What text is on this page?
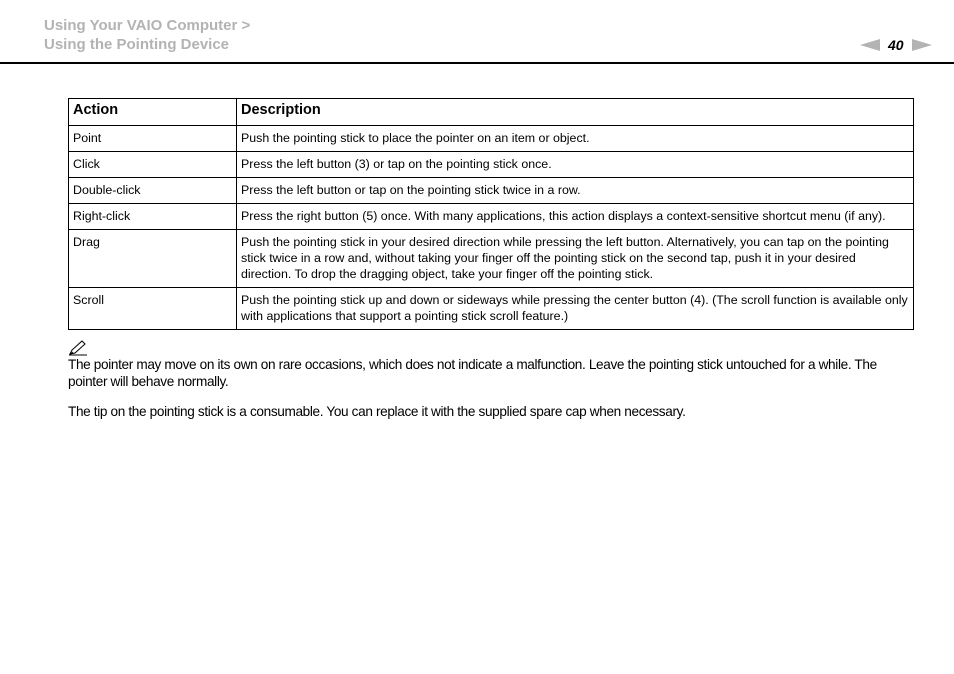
Using Your VAIO Computer >
Using the Pointing Device	40
Action	Description
Point	Push the pointing stick to place the pointer on an item or object.
Click	Press the left button (3) or tap on the pointing stick once.
Double-click	Press the left button or tap on the pointing stick twice in a row.
Right-click	Press the right button (5) once. With many applications, this action displays a context-sensitive shortcut menu (if any).
Drag	Push the pointing stick in your desired direction while pressing the left button. Alternatively, you can tap on the pointing stick twice in a row and, without taking your finger off the pointing stick on the second tap, push it in your desired direction. To drop the dragging object, take your finger off the pointing stick.
Scroll	Push the pointing stick up and down or sideways while pressing the center button (4). (The scroll function is available only with applications that support a pointing stick scroll feature.)
The pointer may move on its own on rare occasions, which does not indicate a malfunction. Leave the pointing stick untouched for a while. The pointer will behave normally.
The tip on the pointing stick is a consumable. You can replace it with the supplied spare cap when necessary.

————

### What the task asks
Omit the pictures, and quote the material above exactly as given.

### Output of the exercise
What text is on this page?
Using Your VAIO Computer >
Using the Pointing Device	40
Action	Description
Point	Push the pointing stick to place the pointer on an item or object.
Click	Press the left button (3) or tap on the pointing stick once.
Double-click	Press the left button or tap on the pointing stick twice in a row.
Right-click	Press the right button (5) once. With many applications, this action displays a context-sensitive shortcut menu (if any).
Drag	Push the pointing stick in your desired direction while pressing the left button. Alternatively, you can tap on the pointing stick twice in a row and, without taking your finger off the pointing stick on the second tap, push it in your desired direction. To drop the dragging object, take your finger off the pointing stick.
Scroll	Push the pointing stick up and down or sideways while pressing the center button (4). (The scroll function is available only with applications that support a pointing stick scroll feature.)
The pointer may move on its own on rare occasions, which does not indicate a malfunction. Leave the pointing stick untouched for a while. The pointer will behave normally.
The tip on the pointing stick is a consumable. You can replace it with the supplied spare cap when necessary.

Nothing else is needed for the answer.